→ **Exercise**
Scan each line of the records for the word "функций" and extract the ones that have it.
───
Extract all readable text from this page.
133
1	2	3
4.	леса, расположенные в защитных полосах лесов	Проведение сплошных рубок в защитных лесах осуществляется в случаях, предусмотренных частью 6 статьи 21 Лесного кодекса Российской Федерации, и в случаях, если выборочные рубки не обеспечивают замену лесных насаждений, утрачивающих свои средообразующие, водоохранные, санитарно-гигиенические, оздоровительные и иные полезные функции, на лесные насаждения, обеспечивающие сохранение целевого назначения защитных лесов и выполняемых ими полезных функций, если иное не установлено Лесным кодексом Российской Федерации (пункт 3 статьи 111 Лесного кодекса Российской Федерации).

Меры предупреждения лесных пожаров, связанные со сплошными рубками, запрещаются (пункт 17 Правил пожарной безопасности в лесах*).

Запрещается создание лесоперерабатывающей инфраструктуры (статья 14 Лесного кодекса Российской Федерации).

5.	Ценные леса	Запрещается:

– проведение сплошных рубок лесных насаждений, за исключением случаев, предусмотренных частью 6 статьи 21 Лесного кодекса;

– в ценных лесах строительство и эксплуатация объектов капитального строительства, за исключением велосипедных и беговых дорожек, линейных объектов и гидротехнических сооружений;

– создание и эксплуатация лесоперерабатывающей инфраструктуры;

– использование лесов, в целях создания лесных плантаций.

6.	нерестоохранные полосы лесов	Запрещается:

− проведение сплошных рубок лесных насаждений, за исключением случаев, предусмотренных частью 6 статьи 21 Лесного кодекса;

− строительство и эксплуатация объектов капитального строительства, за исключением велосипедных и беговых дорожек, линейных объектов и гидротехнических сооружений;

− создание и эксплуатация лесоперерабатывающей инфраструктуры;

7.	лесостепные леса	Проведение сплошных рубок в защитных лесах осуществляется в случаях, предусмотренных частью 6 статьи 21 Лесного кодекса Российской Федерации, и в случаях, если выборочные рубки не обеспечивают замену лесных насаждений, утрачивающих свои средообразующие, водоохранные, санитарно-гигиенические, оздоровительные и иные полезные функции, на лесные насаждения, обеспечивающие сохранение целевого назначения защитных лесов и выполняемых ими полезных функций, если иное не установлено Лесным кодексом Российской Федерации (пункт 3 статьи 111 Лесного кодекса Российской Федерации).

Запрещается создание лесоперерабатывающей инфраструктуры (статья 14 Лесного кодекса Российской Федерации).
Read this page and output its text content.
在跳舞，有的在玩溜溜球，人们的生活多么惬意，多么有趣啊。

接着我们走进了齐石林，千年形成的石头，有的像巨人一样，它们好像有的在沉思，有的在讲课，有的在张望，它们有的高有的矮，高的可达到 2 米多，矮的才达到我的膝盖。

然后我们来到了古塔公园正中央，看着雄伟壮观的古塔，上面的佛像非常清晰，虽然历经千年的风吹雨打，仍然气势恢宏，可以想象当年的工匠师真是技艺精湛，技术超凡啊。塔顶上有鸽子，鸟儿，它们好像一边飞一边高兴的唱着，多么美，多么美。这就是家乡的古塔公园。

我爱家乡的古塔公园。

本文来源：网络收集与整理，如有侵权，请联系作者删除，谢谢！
───
→ **Final answer**
4.	леса, расположенные в защитных полосах лесов	Проведение сплошных рубок в защитных лесах осуществляется в случаях, предусмотренных частью 6 статьи 21 Лесного кодекса Российской Федерации, и в случаях, если выборочные рубки не обеспечивают замену лесных насаждений, утрачивающих свои средообразующие, водоохранные, санитарно-гигиенические, оздоровительные и иные полезные функции, на лесные насаждения, обеспечивающие сохранение целевого назначения защитных лесов и выполняемых ими полезных функций, если иное не установлено Лесным кодексом Российской Федерации (пункт 3 статьи 111 Лесного кодекса Российской Федерации).
7.	лесостепные леса	Проведение сплошных рубок в защитных лесах осуществляется в случаях, предусмотренных частью 6 статьи 21 Лесного кодекса Российской Федерации, и в случаях, если выборочные рубки не обеспечивают замену лесных насаждений, утрачивающих свои средообразующие, водоохранные, санитарно-гигиенические, оздоровительные и иные полезные функции, на лесные насаждения, обеспечивающие сохранение целевого назначения защитных лесов и выполняемых ими полезных функций, если иное не установлено Лесным кодексом Российской Федерации (пункт 3 статьи 111 Лесного кодекса Российской Федерации).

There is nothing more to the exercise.